● **YOUR OBJECTIVE**: Restate the entries word for word, omitting nothing.
— START —
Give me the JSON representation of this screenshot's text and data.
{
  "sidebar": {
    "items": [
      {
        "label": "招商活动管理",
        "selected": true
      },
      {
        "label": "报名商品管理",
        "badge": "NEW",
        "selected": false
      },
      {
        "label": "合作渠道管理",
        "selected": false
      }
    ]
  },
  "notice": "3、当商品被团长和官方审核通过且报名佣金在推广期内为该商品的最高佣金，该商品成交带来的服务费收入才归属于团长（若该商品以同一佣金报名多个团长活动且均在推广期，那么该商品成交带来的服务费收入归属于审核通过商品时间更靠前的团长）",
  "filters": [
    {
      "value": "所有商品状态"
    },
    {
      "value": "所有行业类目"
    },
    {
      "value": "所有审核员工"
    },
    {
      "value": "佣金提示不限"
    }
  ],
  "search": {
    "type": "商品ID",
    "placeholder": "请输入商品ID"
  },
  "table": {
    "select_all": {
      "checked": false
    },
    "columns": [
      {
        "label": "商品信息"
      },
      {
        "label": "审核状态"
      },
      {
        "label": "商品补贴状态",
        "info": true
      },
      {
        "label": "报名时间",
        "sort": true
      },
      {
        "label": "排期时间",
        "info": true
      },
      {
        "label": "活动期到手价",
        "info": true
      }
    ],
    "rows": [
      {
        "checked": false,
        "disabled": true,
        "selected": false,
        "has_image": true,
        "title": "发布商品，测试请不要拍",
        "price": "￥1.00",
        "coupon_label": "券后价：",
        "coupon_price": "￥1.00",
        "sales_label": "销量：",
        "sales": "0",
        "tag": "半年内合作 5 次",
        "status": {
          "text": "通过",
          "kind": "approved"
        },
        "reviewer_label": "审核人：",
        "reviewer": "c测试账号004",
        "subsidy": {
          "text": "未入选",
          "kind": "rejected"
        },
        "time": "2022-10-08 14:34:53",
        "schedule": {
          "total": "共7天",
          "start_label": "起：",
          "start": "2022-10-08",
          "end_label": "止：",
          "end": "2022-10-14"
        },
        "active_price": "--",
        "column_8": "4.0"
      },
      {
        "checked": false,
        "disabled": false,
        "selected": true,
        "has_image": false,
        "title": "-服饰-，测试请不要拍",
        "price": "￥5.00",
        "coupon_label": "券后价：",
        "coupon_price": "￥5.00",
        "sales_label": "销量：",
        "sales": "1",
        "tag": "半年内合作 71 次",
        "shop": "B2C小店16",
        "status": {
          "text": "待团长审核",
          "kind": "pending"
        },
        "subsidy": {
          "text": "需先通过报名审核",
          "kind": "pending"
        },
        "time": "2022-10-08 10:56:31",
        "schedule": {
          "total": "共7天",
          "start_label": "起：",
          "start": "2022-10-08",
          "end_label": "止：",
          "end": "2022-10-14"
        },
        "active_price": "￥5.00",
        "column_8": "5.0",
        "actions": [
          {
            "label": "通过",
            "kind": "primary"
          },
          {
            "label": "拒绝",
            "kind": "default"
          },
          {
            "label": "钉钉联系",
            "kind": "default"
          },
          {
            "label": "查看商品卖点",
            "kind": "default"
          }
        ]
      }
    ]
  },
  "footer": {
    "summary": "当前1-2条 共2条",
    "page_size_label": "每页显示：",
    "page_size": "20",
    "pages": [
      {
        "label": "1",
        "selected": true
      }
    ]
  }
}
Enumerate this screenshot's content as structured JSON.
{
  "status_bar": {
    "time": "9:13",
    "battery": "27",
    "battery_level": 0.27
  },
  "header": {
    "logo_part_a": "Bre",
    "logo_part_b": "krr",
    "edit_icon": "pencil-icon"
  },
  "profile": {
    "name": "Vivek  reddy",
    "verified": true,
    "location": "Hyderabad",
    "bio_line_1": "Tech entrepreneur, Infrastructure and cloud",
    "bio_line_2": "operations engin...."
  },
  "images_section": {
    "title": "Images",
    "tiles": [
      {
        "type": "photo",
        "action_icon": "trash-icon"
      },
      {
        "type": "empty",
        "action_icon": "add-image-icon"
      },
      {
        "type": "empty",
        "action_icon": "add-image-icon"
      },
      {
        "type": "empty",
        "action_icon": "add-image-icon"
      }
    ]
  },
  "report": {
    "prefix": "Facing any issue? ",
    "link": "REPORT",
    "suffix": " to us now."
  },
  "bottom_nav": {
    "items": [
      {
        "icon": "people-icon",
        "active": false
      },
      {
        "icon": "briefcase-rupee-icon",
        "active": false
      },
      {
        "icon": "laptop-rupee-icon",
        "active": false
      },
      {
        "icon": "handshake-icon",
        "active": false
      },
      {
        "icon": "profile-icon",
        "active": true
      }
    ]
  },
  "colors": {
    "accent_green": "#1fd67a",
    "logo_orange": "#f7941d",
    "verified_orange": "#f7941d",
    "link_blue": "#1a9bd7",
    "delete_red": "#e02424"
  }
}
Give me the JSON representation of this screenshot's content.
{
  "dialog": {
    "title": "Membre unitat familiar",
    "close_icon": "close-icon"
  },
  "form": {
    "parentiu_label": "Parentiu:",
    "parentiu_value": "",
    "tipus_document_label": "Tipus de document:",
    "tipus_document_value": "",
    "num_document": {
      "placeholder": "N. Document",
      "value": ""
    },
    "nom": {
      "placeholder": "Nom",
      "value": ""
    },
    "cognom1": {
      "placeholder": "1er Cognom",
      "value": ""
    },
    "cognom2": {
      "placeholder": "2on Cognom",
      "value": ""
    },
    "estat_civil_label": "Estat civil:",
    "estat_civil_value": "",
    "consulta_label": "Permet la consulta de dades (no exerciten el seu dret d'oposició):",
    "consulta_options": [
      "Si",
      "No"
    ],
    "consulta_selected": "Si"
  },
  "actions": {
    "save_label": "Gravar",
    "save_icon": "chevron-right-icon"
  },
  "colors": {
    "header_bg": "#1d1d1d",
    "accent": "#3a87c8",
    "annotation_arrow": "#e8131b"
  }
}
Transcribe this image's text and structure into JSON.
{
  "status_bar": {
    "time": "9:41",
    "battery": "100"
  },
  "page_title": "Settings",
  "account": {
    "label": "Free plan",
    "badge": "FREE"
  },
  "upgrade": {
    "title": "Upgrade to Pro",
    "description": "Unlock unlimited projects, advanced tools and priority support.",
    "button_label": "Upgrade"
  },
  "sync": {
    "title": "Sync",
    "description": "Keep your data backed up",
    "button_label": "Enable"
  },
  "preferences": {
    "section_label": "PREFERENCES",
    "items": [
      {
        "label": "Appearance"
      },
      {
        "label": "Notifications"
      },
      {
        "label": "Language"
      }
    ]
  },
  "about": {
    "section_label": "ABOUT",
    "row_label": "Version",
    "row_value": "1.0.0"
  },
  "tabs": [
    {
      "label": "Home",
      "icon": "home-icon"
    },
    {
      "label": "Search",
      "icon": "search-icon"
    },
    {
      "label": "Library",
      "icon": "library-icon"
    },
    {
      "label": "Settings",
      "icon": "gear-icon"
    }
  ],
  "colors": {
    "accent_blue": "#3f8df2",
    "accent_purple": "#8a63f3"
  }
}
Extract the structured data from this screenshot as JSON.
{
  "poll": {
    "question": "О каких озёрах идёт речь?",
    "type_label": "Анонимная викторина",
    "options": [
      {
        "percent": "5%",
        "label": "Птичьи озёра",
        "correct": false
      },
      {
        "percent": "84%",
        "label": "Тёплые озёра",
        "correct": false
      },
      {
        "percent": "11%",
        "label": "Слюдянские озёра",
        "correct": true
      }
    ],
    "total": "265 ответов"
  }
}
— END —
● **WRITTEN SOLUTION**:
Give me the JSON representation of this screenshot's text and data.
{
  "sidebar": {
    "items": [
      {
        "label": "招商活动管理",
        "selected": true
      },
      {
        "label": "报名商品管理",
        "badge": "NEW",
        "selected": false
      },
      {
        "label": "合作渠道管理",
        "selected": false
      }
    ]
  },
  "notice": "3、当商品被团长和官方审核通过且报名佣金在推广期内为该商品的最高佣金，该商品成交带来的服务费收入才归属于团长（若该商品以同一佣金报名多个团长活动且均在推广期，那么该商品成交带来的服务费收入归属于审核通过商品时间更靠前的团长）",
  "filters": [
    {
      "value": "所有商品状态"
    },
    {
      "value": "所有行业类目"
    },
    {
      "value": "所有审核员工"
    },
    {
      "value": "佣金提示不限"
    }
  ],
  "search": {
    "type": "商品ID",
    "placeholder": "请输入商品ID"
  },
  "table": {
    "select_all": {
      "checked": false
    },
    "columns": [
      {
        "label": "商品信息"
      },
      {
        "label": "审核状态"
      },
      {
        "label": "商品补贴状态",
        "info": true
      },
      {
        "label": "报名时间",
        "sort": true
      },
      {
        "label": "排期时间",
        "info": true
      },
      {
        "label": "活动期到手价",
        "info": true
      }
    ],
    "rows": [
      {
        "checked": false,
        "disabled": true,
        "selected": false,
        "has_image": true,
        "title": "发布商品，测试请不要拍",
        "price": "￥1.00",
        "coupon_label": "券后价：",
        "coupon_price": "￥1.00",
        "sales_label": "销量：",
        "sales": "0",
        "tag": "半年内合作 5 次",
        "status": {
          "text": "通过",
          "kind": "approved"
        },
        "reviewer_label": "审核人：",
        "reviewer": "c测试账号004",
        "subsidy": {
          "text": "未入选",
          "kind": "rejected"
        },
        "time": "2022-10-08 14:34:53",
        "schedule": {
          "total": "共7天",
          "start_label": "起：",
          "start": "2022-10-08",
          "end_label": "止：",
          "end": "2022-10-14"
        },
        "active_price": "--",
        "column_8": "4.0"
      },
      {
        "checked": false,
        "disabled": false,
        "selected": true,
        "has_image": false,
        "title": "-服饰-，测试请不要拍",
        "price": "￥5.00",
        "coupon_label": "券后价：",
        "coupon_price": "￥5.00",
        "sales_label": "销量：",
        "sales": "1",
        "tag": "半年内合作 71 次",
        "shop": "B2C小店16",
        "status": {
          "text": "待团长审核",
          "kind": "pending"
        },
        "subsidy": {
          "text": "需先通过报名审核",
          "kind": "pending"
        },
        "time": "2022-10-08 10:56:31",
        "schedule": {
          "total": "共7天",
          "start_label": "起：",
          "start": "2022-10-08",
          "end_label": "止：",
          "end": "2022-10-14"
        },
        "active_price": "￥5.00",
        "column_8": "5.0",
        "actions": [
          {
            "label": "通过",
            "kind": "primary"
          },
          {
            "label": "拒绝",
            "kind": "default"
          },
          {
            "label": "钉钉联系",
            "kind": "default"
          },
          {
            "label": "查看商品卖点",
            "kind": "default"
          }
        ]
      }
    ]
  },
  "footer": {
    "summary": "当前1-2条 共2条",
    "page_size_label": "每页显示：",
    "page_size": "20",
    "pages": [
      {
        "label": "1",
        "selected": true
      }
    ]
  }
}
Enumerate this screenshot's content as structured JSON.
{
  "status_bar": {
    "time": "9:13",
    "battery": "27",
    "battery_level": 0.27
  },
  "header": {
    "logo_part_a": "Bre",
    "logo_part_b": "krr",
    "edit_icon": "pencil-icon"
  },
  "profile": {
    "name": "Vivek  reddy",
    "verified": true,
    "location": "Hyderabad",
    "bio_line_1": "Tech entrepreneur, Infrastructure and cloud",
    "bio_line_2": "operations engin...."
  },
  "images_section": {
    "title": "Images",
    "tiles": [
      {
        "type": "photo",
        "action_icon": "trash-icon"
      },
      {
        "type": "empty",
        "action_icon": "add-image-icon"
      },
      {
        "type": "empty",
        "action_icon": "add-image-icon"
      },
      {
        "type": "empty",
        "action_icon": "add-image-icon"
      }
    ]
  },
  "report": {
    "prefix": "Facing any issue? ",
    "link": "REPORT",
    "suffix": " to us now."
  },
  "bottom_nav": {
    "items": [
      {
        "icon": "people-icon",
        "active": false
      },
      {
        "icon": "briefcase-rupee-icon",
        "active": false
      },
      {
        "icon": "laptop-rupee-icon",
        "active": false
      },
      {
        "icon": "handshake-icon",
        "active": false
      },
      {
        "icon": "profile-icon",
        "active": true
      }
    ]
  },
  "colors": {
    "accent_green": "#1fd67a",
    "logo_orange": "#f7941d",
    "verified_orange": "#f7941d",
    "link_blue": "#1a9bd7",
    "delete_red": "#e02424"
  }
}
Give me the JSON representation of this screenshot's content.
{
  "dialog": {
    "title": "Membre unitat familiar",
    "close_icon": "close-icon"
  },
  "form": {
    "parentiu_label": "Parentiu:",
    "parentiu_value": "",
    "tipus_document_label": "Tipus de document:",
    "tipus_document_value": "",
    "num_document": {
      "placeholder": "N. Document",
      "value": ""
    },
    "nom": {
      "placeholder": "Nom",
      "value": ""
    },
    "cognom1": {
      "placeholder": "1er Cognom",
      "value": ""
    },
    "cognom2": {
      "placeholder": "2on Cognom",
      "value": ""
    },
    "estat_civil_label": "Estat civil:",
    "estat_civil_value": "",
    "consulta_label": "Permet la consulta de dades (no exerciten el seu dret d'oposició):",
    "consulta_options": [
      "Si",
      "No"
    ],
    "consulta_selected": "Si"
  },
  "actions": {
    "save_label": "Gravar",
    "save_icon": "chevron-right-icon"
  },
  "colors": {
    "header_bg": "#1d1d1d",
    "accent": "#3a87c8",
    "annotation_arrow": "#e8131b"
  }
}
Transcribe this image's text and structure into JSON.
{
  "status_bar": {
    "time": "9:41",
    "battery": "100"
  },
  "page_title": "Settings",
  "account": {
    "label": "Free plan",
    "badge": "FREE"
  },
  "upgrade": {
    "title": "Upgrade to Pro",
    "description": "Unlock unlimited projects, advanced tools and priority support.",
    "button_label": "Upgrade"
  },
  "sync": {
    "title": "Sync",
    "description": "Keep your data backed up",
    "button_label": "Enable"
  },
  "preferences": {
    "section_label": "PREFERENCES",
    "items": [
      {
        "label": "Appearance"
      },
      {
        "label": "Notifications"
      },
      {
        "label": "Language"
      }
    ]
  },
  "about": {
    "section_label": "ABOUT",
    "row_label": "Version",
    "row_value": "1.0.0"
  },
  "tabs": [
    {
      "label": "Home",
      "icon": "home-icon"
    },
    {
      "label": "Search",
      "icon": "search-icon"
    },
    {
      "label": "Library",
      "icon": "library-icon"
    },
    {
      "label": "Settings",
      "icon": "gear-icon"
    }
  ],
  "colors": {
    "accent_blue": "#3f8df2",
    "accent_purple": "#8a63f3"
  }
}
Extract the structured data from this screenshot as JSON.
{
  "poll": {
    "question": "О каких озёрах идёт речь?",
    "type_label": "Анонимная викторина",
    "options": [
      {
        "percent": "5%",
        "label": "Птичьи озёра",
        "correct": false
      },
      {
        "percent": "84%",
        "label": "Тёплые озёра",
        "correct": false
      },
      {
        "percent": "11%",
        "label": "Слюдянские озёра",
        "correct": true
      }
    ],
    "total": "265 ответов"
  }
}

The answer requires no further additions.